::: MATERIAL SUPPLIED :::

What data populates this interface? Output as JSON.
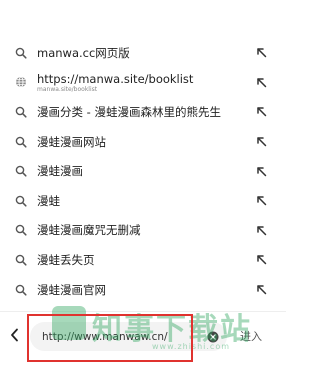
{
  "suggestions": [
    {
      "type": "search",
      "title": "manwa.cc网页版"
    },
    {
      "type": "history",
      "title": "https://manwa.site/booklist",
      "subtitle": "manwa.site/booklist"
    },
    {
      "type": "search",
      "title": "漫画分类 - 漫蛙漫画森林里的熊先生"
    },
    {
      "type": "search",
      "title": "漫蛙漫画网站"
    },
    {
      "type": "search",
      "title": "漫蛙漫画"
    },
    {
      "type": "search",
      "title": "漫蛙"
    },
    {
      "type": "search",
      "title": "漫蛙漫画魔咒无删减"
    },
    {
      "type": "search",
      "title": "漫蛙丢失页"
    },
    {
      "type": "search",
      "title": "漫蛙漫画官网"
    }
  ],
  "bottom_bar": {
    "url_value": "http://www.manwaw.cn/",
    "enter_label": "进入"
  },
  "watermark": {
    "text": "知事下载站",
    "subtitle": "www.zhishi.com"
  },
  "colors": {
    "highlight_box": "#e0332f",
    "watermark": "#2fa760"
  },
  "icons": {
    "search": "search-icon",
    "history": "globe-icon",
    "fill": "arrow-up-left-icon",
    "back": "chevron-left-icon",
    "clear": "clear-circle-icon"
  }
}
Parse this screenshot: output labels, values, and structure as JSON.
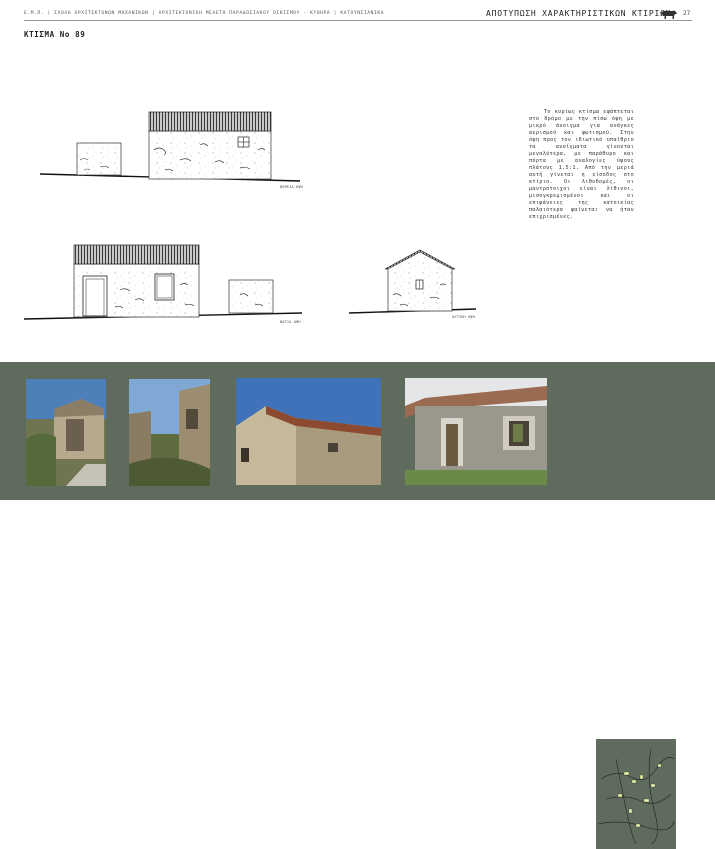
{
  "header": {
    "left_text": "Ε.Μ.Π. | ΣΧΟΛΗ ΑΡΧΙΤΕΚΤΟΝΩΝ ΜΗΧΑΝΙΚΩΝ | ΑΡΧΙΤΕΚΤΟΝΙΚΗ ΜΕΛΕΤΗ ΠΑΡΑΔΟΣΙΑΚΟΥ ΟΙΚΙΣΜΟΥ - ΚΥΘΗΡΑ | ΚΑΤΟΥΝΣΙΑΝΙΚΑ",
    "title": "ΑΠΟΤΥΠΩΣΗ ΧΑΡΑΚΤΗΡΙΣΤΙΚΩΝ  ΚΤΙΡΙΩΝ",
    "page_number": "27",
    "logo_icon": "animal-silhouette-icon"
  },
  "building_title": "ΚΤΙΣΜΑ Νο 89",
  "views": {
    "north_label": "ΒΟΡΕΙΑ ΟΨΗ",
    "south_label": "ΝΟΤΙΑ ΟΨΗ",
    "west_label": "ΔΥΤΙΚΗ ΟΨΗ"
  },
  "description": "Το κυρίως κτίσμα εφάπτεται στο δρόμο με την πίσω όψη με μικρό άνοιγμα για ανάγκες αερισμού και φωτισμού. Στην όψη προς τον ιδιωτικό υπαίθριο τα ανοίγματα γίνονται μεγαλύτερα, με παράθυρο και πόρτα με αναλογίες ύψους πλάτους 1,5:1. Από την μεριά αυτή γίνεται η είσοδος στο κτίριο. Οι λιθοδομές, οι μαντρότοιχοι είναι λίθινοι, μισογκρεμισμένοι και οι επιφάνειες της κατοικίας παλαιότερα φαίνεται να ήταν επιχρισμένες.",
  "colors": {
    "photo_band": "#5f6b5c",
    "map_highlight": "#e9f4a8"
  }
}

:::

Transcribe the records above exactly, leaving out every picture.

### THE ANSWER
What data populates this interface? Output as JSON.
{
  "suggestions": [
    {
      "type": "search",
      "title": "manwa.cc网页版"
    },
    {
      "type": "history",
      "title": "https://manwa.site/booklist",
      "subtitle": "manwa.site/booklist"
    },
    {
      "type": "search",
      "title": "漫画分类 - 漫蛙漫画森林里的熊先生"
    },
    {
      "type": "search",
      "title": "漫蛙漫画网站"
    },
    {
      "type": "search",
      "title": "漫蛙漫画"
    },
    {
      "type": "search",
      "title": "漫蛙"
    },
    {
      "type": "search",
      "title": "漫蛙漫画魔咒无删减"
    },
    {
      "type": "search",
      "title": "漫蛙丢失页"
    },
    {
      "type": "search",
      "title": "漫蛙漫画官网"
    }
  ],
  "bottom_bar": {
    "url_value": "http://www.manwaw.cn/",
    "enter_label": "进入"
  },
  "watermark": {
    "text": "知事下载站",
    "subtitle": "www.zhishi.com"
  },
  "colors": {
    "highlight_box": "#e0332f",
    "watermark": "#2fa760"
  },
  "icons": {
    "search": "search-icon",
    "history": "globe-icon",
    "fill": "arrow-up-left-icon",
    "back": "chevron-left-icon",
    "clear": "clear-circle-icon"
  }
}
Parse this screenshot: output labels, values, and structure as JSON.
{
  "header": {
    "left_text": "Ε.Μ.Π. | ΣΧΟΛΗ ΑΡΧΙΤΕΚΤΟΝΩΝ ΜΗΧΑΝΙΚΩΝ | ΑΡΧΙΤΕΚΤΟΝΙΚΗ ΜΕΛΕΤΗ ΠΑΡΑΔΟΣΙΑΚΟΥ ΟΙΚΙΣΜΟΥ - ΚΥΘΗΡΑ | ΚΑΤΟΥΝΣΙΑΝΙΚΑ",
    "title": "ΑΠΟΤΥΠΩΣΗ ΧΑΡΑΚΤΗΡΙΣΤΙΚΩΝ  ΚΤΙΡΙΩΝ",
    "page_number": "27",
    "logo_icon": "animal-silhouette-icon"
  },
  "building_title": "ΚΤΙΣΜΑ Νο 89",
  "views": {
    "north_label": "ΒΟΡΕΙΑ ΟΨΗ",
    "south_label": "ΝΟΤΙΑ ΟΨΗ",
    "west_label": "ΔΥΤΙΚΗ ΟΨΗ"
  },
  "description": "Το κυρίως κτίσμα εφάπτεται στο δρόμο με την πίσω όψη με μικρό άνοιγμα για ανάγκες αερισμού και φωτισμού. Στην όψη προς τον ιδιωτικό υπαίθριο τα ανοίγματα γίνονται μεγαλύτερα, με παράθυρο και πόρτα με αναλογίες ύψους πλάτους 1,5:1. Από την μεριά αυτή γίνεται η είσοδος στο κτίριο. Οι λιθοδομές, οι μαντρότοιχοι είναι λίθινοι, μισογκρεμισμένοι και οι επιφάνειες της κατοικίας παλαιότερα φαίνεται να ήταν επιχρισμένες.",
  "colors": {
    "photo_band": "#5f6b5c",
    "map_highlight": "#e9f4a8"
  }
}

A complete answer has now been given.